##### MATERIAL FOR THIS TASK #####

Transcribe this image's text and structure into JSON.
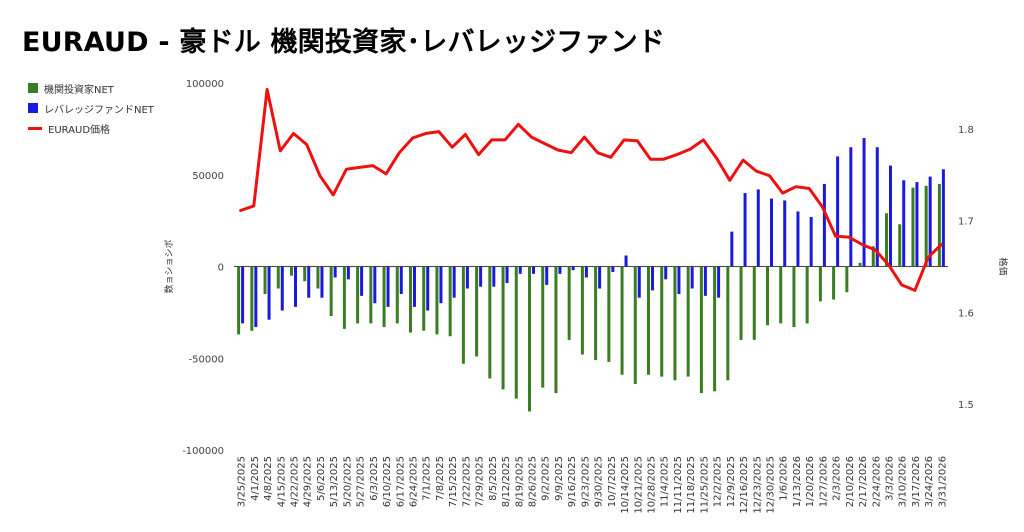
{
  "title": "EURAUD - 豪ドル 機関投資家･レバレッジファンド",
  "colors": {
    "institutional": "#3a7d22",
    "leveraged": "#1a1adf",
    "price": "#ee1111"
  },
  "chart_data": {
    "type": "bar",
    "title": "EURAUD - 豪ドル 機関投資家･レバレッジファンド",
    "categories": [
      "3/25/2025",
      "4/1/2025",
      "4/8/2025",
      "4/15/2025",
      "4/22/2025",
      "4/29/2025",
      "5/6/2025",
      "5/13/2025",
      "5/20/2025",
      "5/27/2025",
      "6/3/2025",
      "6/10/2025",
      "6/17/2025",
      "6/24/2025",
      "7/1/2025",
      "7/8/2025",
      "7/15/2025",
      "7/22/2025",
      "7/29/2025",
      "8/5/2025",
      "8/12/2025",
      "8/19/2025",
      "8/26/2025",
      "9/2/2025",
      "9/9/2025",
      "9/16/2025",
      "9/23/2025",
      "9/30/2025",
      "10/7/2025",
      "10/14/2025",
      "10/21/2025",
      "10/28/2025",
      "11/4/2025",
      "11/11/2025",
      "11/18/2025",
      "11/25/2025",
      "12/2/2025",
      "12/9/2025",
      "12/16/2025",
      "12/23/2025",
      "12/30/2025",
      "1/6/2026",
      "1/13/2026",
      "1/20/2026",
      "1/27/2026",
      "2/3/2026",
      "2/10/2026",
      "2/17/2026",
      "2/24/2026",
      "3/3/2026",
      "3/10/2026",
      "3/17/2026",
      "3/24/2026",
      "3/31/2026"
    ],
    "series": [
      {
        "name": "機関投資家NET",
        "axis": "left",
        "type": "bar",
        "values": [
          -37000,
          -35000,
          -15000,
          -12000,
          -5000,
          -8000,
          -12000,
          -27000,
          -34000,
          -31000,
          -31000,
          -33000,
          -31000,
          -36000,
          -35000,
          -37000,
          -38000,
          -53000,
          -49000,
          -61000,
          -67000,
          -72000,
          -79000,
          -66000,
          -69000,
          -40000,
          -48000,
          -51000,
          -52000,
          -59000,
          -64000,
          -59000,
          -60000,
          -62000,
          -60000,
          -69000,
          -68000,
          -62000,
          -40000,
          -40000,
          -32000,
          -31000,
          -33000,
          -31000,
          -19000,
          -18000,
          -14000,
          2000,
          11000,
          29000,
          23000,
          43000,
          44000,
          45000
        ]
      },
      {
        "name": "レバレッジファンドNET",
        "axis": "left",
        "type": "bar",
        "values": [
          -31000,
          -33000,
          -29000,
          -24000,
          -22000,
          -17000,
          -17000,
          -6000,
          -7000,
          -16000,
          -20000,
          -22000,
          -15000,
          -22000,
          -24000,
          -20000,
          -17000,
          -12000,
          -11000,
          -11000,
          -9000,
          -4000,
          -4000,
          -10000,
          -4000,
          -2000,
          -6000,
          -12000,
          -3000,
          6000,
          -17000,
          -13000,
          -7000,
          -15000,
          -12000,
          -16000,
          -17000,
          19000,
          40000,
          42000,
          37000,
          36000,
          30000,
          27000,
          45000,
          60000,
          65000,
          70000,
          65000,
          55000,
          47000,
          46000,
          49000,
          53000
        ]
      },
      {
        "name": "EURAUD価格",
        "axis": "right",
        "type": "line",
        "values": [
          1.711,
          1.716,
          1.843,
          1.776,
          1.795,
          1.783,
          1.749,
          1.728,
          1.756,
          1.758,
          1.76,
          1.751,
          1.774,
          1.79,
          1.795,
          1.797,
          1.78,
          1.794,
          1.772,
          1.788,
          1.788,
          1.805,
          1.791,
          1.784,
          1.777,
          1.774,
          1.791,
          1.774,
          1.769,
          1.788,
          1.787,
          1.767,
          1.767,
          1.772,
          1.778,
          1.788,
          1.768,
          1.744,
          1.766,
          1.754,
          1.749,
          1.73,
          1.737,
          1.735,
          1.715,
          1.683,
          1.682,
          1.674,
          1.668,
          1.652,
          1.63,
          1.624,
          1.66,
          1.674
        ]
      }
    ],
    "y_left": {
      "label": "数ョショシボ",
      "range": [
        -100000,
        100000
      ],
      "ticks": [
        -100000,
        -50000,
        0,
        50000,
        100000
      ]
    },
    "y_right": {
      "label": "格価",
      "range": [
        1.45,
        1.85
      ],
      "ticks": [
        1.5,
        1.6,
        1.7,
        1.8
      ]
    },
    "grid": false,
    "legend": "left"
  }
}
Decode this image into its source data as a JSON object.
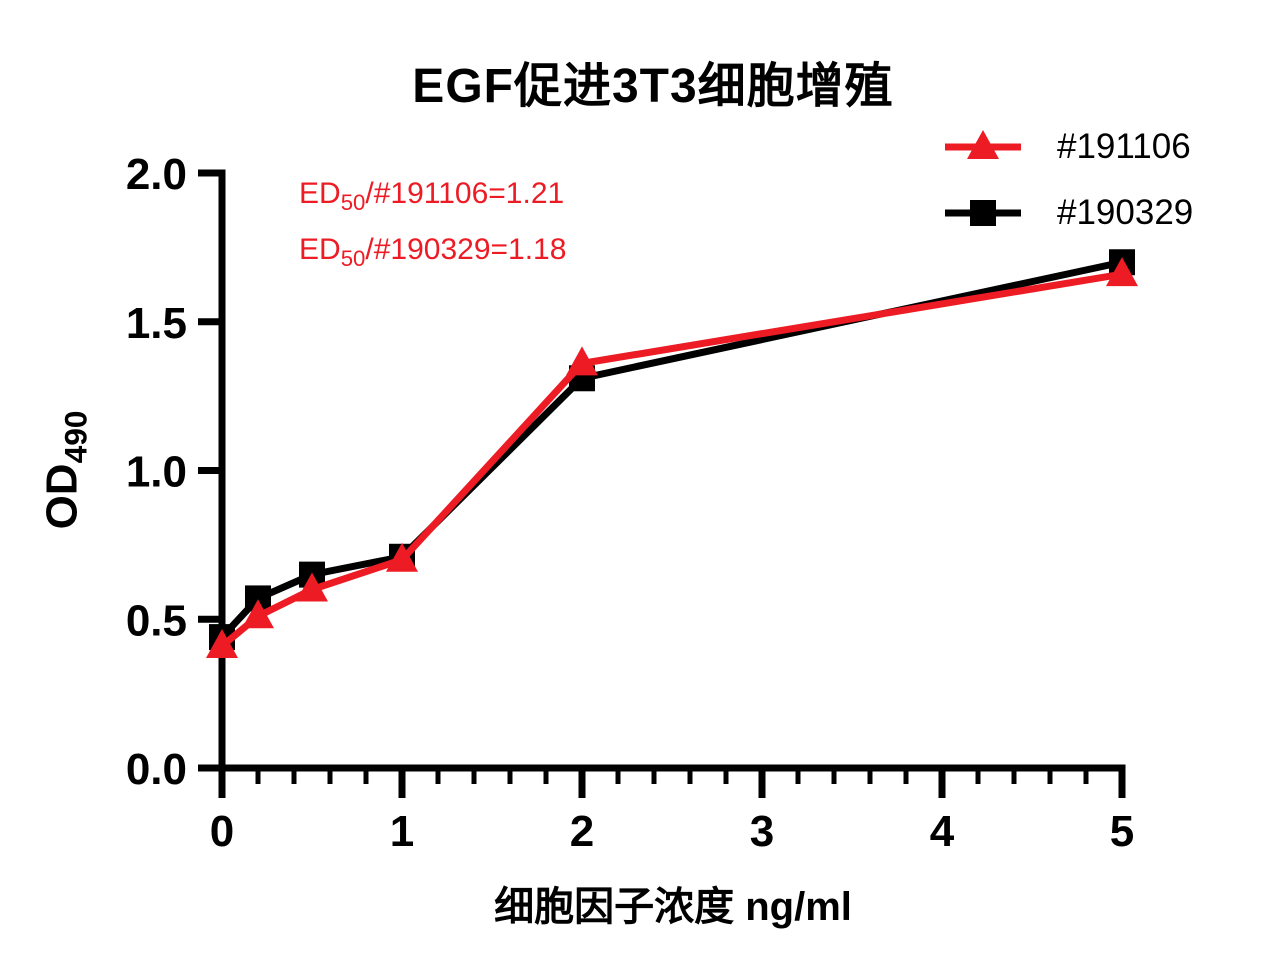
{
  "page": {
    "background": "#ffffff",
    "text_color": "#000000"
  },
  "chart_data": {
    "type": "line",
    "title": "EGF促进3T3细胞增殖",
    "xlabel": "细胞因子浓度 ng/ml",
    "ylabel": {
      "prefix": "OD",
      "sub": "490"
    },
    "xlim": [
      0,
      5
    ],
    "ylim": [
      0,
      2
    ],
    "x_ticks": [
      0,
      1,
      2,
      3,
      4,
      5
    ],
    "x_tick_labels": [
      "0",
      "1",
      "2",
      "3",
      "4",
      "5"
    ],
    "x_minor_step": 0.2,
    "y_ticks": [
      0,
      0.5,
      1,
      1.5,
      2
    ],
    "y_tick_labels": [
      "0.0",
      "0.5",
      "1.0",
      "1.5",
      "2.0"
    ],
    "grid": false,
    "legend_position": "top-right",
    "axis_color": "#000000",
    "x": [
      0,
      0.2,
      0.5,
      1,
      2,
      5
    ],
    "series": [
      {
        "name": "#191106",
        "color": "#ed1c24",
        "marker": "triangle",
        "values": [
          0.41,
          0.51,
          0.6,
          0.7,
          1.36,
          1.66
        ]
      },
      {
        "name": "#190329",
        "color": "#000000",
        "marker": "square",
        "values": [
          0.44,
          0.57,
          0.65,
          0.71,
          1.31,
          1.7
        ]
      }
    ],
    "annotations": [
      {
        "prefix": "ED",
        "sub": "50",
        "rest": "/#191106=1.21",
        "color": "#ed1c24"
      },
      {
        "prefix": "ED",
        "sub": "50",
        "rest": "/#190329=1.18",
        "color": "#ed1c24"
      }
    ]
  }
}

#####

--- TASK STATEMENT ---
Restate each entry word for word, please, but drop any images it holds.

--- WRITTEN ANSWER ---
Transcribe this image's text and structure into JSON.
{
  "title": "EURAUD - 豪ドル 機関投資家･レバレッジファンド",
  "colors": {
    "institutional": "#3a7d22",
    "leveraged": "#1a1adf",
    "price": "#ee1111"
  },
  "chart_data": {
    "type": "bar",
    "title": "EURAUD - 豪ドル 機関投資家･レバレッジファンド",
    "categories": [
      "3/25/2025",
      "4/1/2025",
      "4/8/2025",
      "4/15/2025",
      "4/22/2025",
      "4/29/2025",
      "5/6/2025",
      "5/13/2025",
      "5/20/2025",
      "5/27/2025",
      "6/3/2025",
      "6/10/2025",
      "6/17/2025",
      "6/24/2025",
      "7/1/2025",
      "7/8/2025",
      "7/15/2025",
      "7/22/2025",
      "7/29/2025",
      "8/5/2025",
      "8/12/2025",
      "8/19/2025",
      "8/26/2025",
      "9/2/2025",
      "9/9/2025",
      "9/16/2025",
      "9/23/2025",
      "9/30/2025",
      "10/7/2025",
      "10/14/2025",
      "10/21/2025",
      "10/28/2025",
      "11/4/2025",
      "11/11/2025",
      "11/18/2025",
      "11/25/2025",
      "12/2/2025",
      "12/9/2025",
      "12/16/2025",
      "12/23/2025",
      "12/30/2025",
      "1/6/2026",
      "1/13/2026",
      "1/20/2026",
      "1/27/2026",
      "2/3/2026",
      "2/10/2026",
      "2/17/2026",
      "2/24/2026",
      "3/3/2026",
      "3/10/2026",
      "3/17/2026",
      "3/24/2026",
      "3/31/2026"
    ],
    "series": [
      {
        "name": "機関投資家NET",
        "axis": "left",
        "type": "bar",
        "values": [
          -37000,
          -35000,
          -15000,
          -12000,
          -5000,
          -8000,
          -12000,
          -27000,
          -34000,
          -31000,
          -31000,
          -33000,
          -31000,
          -36000,
          -35000,
          -37000,
          -38000,
          -53000,
          -49000,
          -61000,
          -67000,
          -72000,
          -79000,
          -66000,
          -69000,
          -40000,
          -48000,
          -51000,
          -52000,
          -59000,
          -64000,
          -59000,
          -60000,
          -62000,
          -60000,
          -69000,
          -68000,
          -62000,
          -40000,
          -40000,
          -32000,
          -31000,
          -33000,
          -31000,
          -19000,
          -18000,
          -14000,
          2000,
          11000,
          29000,
          23000,
          43000,
          44000,
          45000
        ]
      },
      {
        "name": "レバレッジファンドNET",
        "axis": "left",
        "type": "bar",
        "values": [
          -31000,
          -33000,
          -29000,
          -24000,
          -22000,
          -17000,
          -17000,
          -6000,
          -7000,
          -16000,
          -20000,
          -22000,
          -15000,
          -22000,
          -24000,
          -20000,
          -17000,
          -12000,
          -11000,
          -11000,
          -9000,
          -4000,
          -4000,
          -10000,
          -4000,
          -2000,
          -6000,
          -12000,
          -3000,
          6000,
          -17000,
          -13000,
          -7000,
          -15000,
          -12000,
          -16000,
          -17000,
          19000,
          40000,
          42000,
          37000,
          36000,
          30000,
          27000,
          45000,
          60000,
          65000,
          70000,
          65000,
          55000,
          47000,
          46000,
          49000,
          53000
        ]
      },
      {
        "name": "EURAUD価格",
        "axis": "right",
        "type": "line",
        "values": [
          1.711,
          1.716,
          1.843,
          1.776,
          1.795,
          1.783,
          1.749,
          1.728,
          1.756,
          1.758,
          1.76,
          1.751,
          1.774,
          1.79,
          1.795,
          1.797,
          1.78,
          1.794,
          1.772,
          1.788,
          1.788,
          1.805,
          1.791,
          1.784,
          1.777,
          1.774,
          1.791,
          1.774,
          1.769,
          1.788,
          1.787,
          1.767,
          1.767,
          1.772,
          1.778,
          1.788,
          1.768,
          1.744,
          1.766,
          1.754,
          1.749,
          1.73,
          1.737,
          1.735,
          1.715,
          1.683,
          1.682,
          1.674,
          1.668,
          1.652,
          1.63,
          1.624,
          1.66,
          1.674
        ]
      }
    ],
    "y_left": {
      "label": "数ョショシボ",
      "range": [
        -100000,
        100000
      ],
      "ticks": [
        -100000,
        -50000,
        0,
        50000,
        100000
      ]
    },
    "y_right": {
      "label": "格価",
      "range": [
        1.45,
        1.85
      ],
      "ticks": [
        1.5,
        1.6,
        1.7,
        1.8
      ]
    },
    "grid": false,
    "legend": "left"
  }
}
Decode this image into its source data as a JSON object.
{
  "page": {
    "background": "#ffffff",
    "text_color": "#000000"
  },
  "chart_data": {
    "type": "line",
    "title": "EGF促进3T3细胞增殖",
    "xlabel": "细胞因子浓度 ng/ml",
    "ylabel": {
      "prefix": "OD",
      "sub": "490"
    },
    "xlim": [
      0,
      5
    ],
    "ylim": [
      0,
      2
    ],
    "x_ticks": [
      0,
      1,
      2,
      3,
      4,
      5
    ],
    "x_tick_labels": [
      "0",
      "1",
      "2",
      "3",
      "4",
      "5"
    ],
    "x_minor_step": 0.2,
    "y_ticks": [
      0,
      0.5,
      1,
      1.5,
      2
    ],
    "y_tick_labels": [
      "0.0",
      "0.5",
      "1.0",
      "1.5",
      "2.0"
    ],
    "grid": false,
    "legend_position": "top-right",
    "axis_color": "#000000",
    "x": [
      0,
      0.2,
      0.5,
      1,
      2,
      5
    ],
    "series": [
      {
        "name": "#191106",
        "color": "#ed1c24",
        "marker": "triangle",
        "values": [
          0.41,
          0.51,
          0.6,
          0.7,
          1.36,
          1.66
        ]
      },
      {
        "name": "#190329",
        "color": "#000000",
        "marker": "square",
        "values": [
          0.44,
          0.57,
          0.65,
          0.71,
          1.31,
          1.7
        ]
      }
    ],
    "annotations": [
      {
        "prefix": "ED",
        "sub": "50",
        "rest": "/#191106=1.21",
        "color": "#ed1c24"
      },
      {
        "prefix": "ED",
        "sub": "50",
        "rest": "/#190329=1.18",
        "color": "#ed1c24"
      }
    ]
  }
}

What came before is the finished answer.